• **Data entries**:
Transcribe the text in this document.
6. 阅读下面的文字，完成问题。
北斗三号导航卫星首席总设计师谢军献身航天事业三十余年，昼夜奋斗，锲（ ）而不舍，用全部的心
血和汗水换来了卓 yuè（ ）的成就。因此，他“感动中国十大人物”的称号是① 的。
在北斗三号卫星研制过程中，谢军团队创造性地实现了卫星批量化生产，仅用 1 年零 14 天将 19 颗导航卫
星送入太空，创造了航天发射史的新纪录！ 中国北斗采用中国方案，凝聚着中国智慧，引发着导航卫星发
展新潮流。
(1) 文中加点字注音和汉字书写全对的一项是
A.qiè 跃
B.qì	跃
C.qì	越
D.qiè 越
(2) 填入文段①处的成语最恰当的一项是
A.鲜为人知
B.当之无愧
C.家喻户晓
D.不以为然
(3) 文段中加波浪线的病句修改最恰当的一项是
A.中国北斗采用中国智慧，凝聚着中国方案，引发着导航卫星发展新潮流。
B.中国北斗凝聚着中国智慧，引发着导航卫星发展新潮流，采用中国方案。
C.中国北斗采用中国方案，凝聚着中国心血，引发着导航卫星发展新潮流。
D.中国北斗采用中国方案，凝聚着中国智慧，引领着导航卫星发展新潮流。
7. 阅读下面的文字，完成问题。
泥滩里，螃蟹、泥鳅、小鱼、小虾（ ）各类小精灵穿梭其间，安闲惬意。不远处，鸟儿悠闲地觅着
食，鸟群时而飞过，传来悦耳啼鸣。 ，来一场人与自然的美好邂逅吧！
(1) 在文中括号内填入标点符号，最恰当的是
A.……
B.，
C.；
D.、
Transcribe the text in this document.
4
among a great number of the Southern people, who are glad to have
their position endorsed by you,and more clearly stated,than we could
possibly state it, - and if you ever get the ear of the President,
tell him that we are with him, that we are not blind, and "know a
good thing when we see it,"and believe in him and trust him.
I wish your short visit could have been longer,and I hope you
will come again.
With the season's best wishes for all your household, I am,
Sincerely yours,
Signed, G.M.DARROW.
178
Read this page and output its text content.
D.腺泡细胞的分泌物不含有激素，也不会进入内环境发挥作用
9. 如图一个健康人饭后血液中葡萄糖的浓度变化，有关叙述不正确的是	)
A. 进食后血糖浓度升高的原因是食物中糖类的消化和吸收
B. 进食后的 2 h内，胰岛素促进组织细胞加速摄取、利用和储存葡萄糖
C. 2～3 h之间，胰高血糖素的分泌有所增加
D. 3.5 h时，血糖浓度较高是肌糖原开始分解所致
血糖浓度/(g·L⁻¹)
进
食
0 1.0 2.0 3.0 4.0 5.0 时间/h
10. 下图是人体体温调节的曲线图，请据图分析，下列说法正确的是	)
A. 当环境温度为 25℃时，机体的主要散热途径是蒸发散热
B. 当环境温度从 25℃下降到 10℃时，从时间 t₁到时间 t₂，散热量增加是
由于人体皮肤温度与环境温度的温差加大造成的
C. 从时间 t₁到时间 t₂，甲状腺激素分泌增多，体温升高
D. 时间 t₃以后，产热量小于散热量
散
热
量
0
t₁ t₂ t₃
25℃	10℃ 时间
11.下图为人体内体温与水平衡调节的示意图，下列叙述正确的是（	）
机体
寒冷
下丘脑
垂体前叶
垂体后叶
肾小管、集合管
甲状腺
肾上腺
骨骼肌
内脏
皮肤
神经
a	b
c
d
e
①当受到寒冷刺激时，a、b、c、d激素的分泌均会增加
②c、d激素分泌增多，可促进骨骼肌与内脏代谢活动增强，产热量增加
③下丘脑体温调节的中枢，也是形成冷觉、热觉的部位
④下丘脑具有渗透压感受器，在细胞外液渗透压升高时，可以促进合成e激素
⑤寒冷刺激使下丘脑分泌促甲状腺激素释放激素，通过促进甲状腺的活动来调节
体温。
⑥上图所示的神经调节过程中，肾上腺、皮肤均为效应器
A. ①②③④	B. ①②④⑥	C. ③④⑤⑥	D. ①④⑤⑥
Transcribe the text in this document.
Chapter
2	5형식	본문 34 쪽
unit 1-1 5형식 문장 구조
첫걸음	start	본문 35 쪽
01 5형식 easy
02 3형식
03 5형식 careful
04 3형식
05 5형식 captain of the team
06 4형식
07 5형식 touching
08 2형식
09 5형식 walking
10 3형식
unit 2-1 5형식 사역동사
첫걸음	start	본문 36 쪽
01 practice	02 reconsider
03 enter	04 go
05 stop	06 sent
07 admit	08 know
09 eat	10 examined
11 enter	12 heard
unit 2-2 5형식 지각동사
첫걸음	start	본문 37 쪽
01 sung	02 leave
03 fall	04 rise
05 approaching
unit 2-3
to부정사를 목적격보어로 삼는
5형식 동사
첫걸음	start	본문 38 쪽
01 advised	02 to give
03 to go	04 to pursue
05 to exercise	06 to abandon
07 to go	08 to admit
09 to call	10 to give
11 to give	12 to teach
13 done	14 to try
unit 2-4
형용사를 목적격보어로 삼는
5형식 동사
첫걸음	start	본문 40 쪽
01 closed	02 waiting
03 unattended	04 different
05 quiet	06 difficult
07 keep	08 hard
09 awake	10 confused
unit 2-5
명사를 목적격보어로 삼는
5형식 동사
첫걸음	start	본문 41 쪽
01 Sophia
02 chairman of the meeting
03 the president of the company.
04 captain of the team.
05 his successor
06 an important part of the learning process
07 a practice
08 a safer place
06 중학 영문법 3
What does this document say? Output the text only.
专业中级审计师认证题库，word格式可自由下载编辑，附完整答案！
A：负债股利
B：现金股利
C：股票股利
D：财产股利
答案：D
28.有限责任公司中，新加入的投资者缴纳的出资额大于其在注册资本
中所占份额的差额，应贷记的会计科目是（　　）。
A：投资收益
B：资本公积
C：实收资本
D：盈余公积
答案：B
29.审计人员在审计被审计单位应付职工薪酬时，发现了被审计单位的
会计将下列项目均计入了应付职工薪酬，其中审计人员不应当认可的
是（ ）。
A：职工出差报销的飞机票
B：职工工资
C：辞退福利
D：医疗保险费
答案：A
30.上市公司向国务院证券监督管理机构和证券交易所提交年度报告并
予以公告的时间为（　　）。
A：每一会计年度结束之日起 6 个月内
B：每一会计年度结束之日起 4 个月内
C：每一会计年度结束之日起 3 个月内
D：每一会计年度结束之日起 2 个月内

• **Set task**: Return the listing above word for word.

• **Solution to the exercise**:
Transcribe the text in this document.
6. 阅读下面的文字，完成问题。
北斗三号导航卫星首席总设计师谢军献身航天事业三十余年，昼夜奋斗，锲（ ）而不舍，用全部的心
血和汗水换来了卓 yuè（ ）的成就。因此，他“感动中国十大人物”的称号是① 的。
在北斗三号卫星研制过程中，谢军团队创造性地实现了卫星批量化生产，仅用 1 年零 14 天将 19 颗导航卫
星送入太空，创造了航天发射史的新纪录！ 中国北斗采用中国方案，凝聚着中国智慧，引发着导航卫星发
展新潮流。
(1) 文中加点字注音和汉字书写全对的一项是
A.qiè 跃
B.qì	跃
C.qì	越
D.qiè 越
(2) 填入文段①处的成语最恰当的一项是
A.鲜为人知
B.当之无愧
C.家喻户晓
D.不以为然
(3) 文段中加波浪线的病句修改最恰当的一项是
A.中国北斗采用中国智慧，凝聚着中国方案，引发着导航卫星发展新潮流。
B.中国北斗凝聚着中国智慧，引发着导航卫星发展新潮流，采用中国方案。
C.中国北斗采用中国方案，凝聚着中国心血，引发着导航卫星发展新潮流。
D.中国北斗采用中国方案，凝聚着中国智慧，引领着导航卫星发展新潮流。
7. 阅读下面的文字，完成问题。
泥滩里，螃蟹、泥鳅、小鱼、小虾（ ）各类小精灵穿梭其间，安闲惬意。不远处，鸟儿悠闲地觅着
食，鸟群时而飞过，传来悦耳啼鸣。 ，来一场人与自然的美好邂逅吧！
(1) 在文中括号内填入标点符号，最恰当的是
A.……
B.，
C.；
D.、
Transcribe the text in this document.
4
among a great number of the Southern people, who are glad to have
their position endorsed by you,and more clearly stated,than we could
possibly state it, - and if you ever get the ear of the President,
tell him that we are with him, that we are not blind, and "know a
good thing when we see it,"and believe in him and trust him.
I wish your short visit could have been longer,and I hope you
will come again.
With the season's best wishes for all your household, I am,
Sincerely yours,
Signed, G.M.DARROW.
178
Read this page and output its text content.
D.腺泡细胞的分泌物不含有激素，也不会进入内环境发挥作用
9. 如图一个健康人饭后血液中葡萄糖的浓度变化，有关叙述不正确的是	)
A. 进食后血糖浓度升高的原因是食物中糖类的消化和吸收
B. 进食后的 2 h内，胰岛素促进组织细胞加速摄取、利用和储存葡萄糖
C. 2～3 h之间，胰高血糖素的分泌有所增加
D. 3.5 h时，血糖浓度较高是肌糖原开始分解所致
血糖浓度/(g·L⁻¹)
进
食
0 1.0 2.0 3.0 4.0 5.0 时间/h
10. 下图是人体体温调节的曲线图，请据图分析，下列说法正确的是	)
A. 当环境温度为 25℃时，机体的主要散热途径是蒸发散热
B. 当环境温度从 25℃下降到 10℃时，从时间 t₁到时间 t₂，散热量增加是
由于人体皮肤温度与环境温度的温差加大造成的
C. 从时间 t₁到时间 t₂，甲状腺激素分泌增多，体温升高
D. 时间 t₃以后，产热量小于散热量
散
热
量
0
t₁ t₂ t₃
25℃	10℃ 时间
11.下图为人体内体温与水平衡调节的示意图，下列叙述正确的是（	）
机体
寒冷
下丘脑
垂体前叶
垂体后叶
肾小管、集合管
甲状腺
肾上腺
骨骼肌
内脏
皮肤
神经
a	b
c
d
e
①当受到寒冷刺激时，a、b、c、d激素的分泌均会增加
②c、d激素分泌增多，可促进骨骼肌与内脏代谢活动增强，产热量增加
③下丘脑体温调节的中枢，也是形成冷觉、热觉的部位
④下丘脑具有渗透压感受器，在细胞外液渗透压升高时，可以促进合成e激素
⑤寒冷刺激使下丘脑分泌促甲状腺激素释放激素，通过促进甲状腺的活动来调节
体温。
⑥上图所示的神经调节过程中，肾上腺、皮肤均为效应器
A. ①②③④	B. ①②④⑥	C. ③④⑤⑥	D. ①④⑤⑥
Transcribe the text in this document.
Chapter
2	5형식	본문 34 쪽
unit 1-1 5형식 문장 구조
첫걸음	start	본문 35 쪽
01 5형식 easy
02 3형식
03 5형식 careful
04 3형식
05 5형식 captain of the team
06 4형식
07 5형식 touching
08 2형식
09 5형식 walking
10 3형식
unit 2-1 5형식 사역동사
첫걸음	start	본문 36 쪽
01 practice	02 reconsider
03 enter	04 go
05 stop	06 sent
07 admit	08 know
09 eat	10 examined
11 enter	12 heard
unit 2-2 5형식 지각동사
첫걸음	start	본문 37 쪽
01 sung	02 leave
03 fall	04 rise
05 approaching
unit 2-3
to부정사를 목적격보어로 삼는
5형식 동사
첫걸음	start	본문 38 쪽
01 advised	02 to give
03 to go	04 to pursue
05 to exercise	06 to abandon
07 to go	08 to admit
09 to call	10 to give
11 to give	12 to teach
13 done	14 to try
unit 2-4
형용사를 목적격보어로 삼는
5형식 동사
첫걸음	start	본문 40 쪽
01 closed	02 waiting
03 unattended	04 different
05 quiet	06 difficult
07 keep	08 hard
09 awake	10 confused
unit 2-5
명사를 목적격보어로 삼는
5형식 동사
첫걸음	start	본문 41 쪽
01 Sophia
02 chairman of the meeting
03 the president of the company.
04 captain of the team.
05 his successor
06 an important part of the learning process
07 a practice
08 a safer place
06 중학 영문법 3
What does this document say? Output the text only.
专业中级审计师认证题库，word格式可自由下载编辑，附完整答案！
A：负债股利
B：现金股利
C：股票股利
D：财产股利
答案：D
28.有限责任公司中，新加入的投资者缴纳的出资额大于其在注册资本
中所占份额的差额，应贷记的会计科目是（　　）。
A：投资收益
B：资本公积
C：实收资本
D：盈余公积
答案：B
29.审计人员在审计被审计单位应付职工薪酬时，发现了被审计单位的
会计将下列项目均计入了应付职工薪酬，其中审计人员不应当认可的
是（ ）。
A：职工出差报销的飞机票
B：职工工资
C：辞退福利
D：医疗保险费
答案：A
30.上市公司向国务院证券监督管理机构和证券交易所提交年度报告并
予以公告的时间为（　　）。
A：每一会计年度结束之日起 6 个月内
B：每一会计年度结束之日起 4 个月内
C：每一会计年度结束之日起 3 个月内
D：每一会计年度结束之日起 2 个月内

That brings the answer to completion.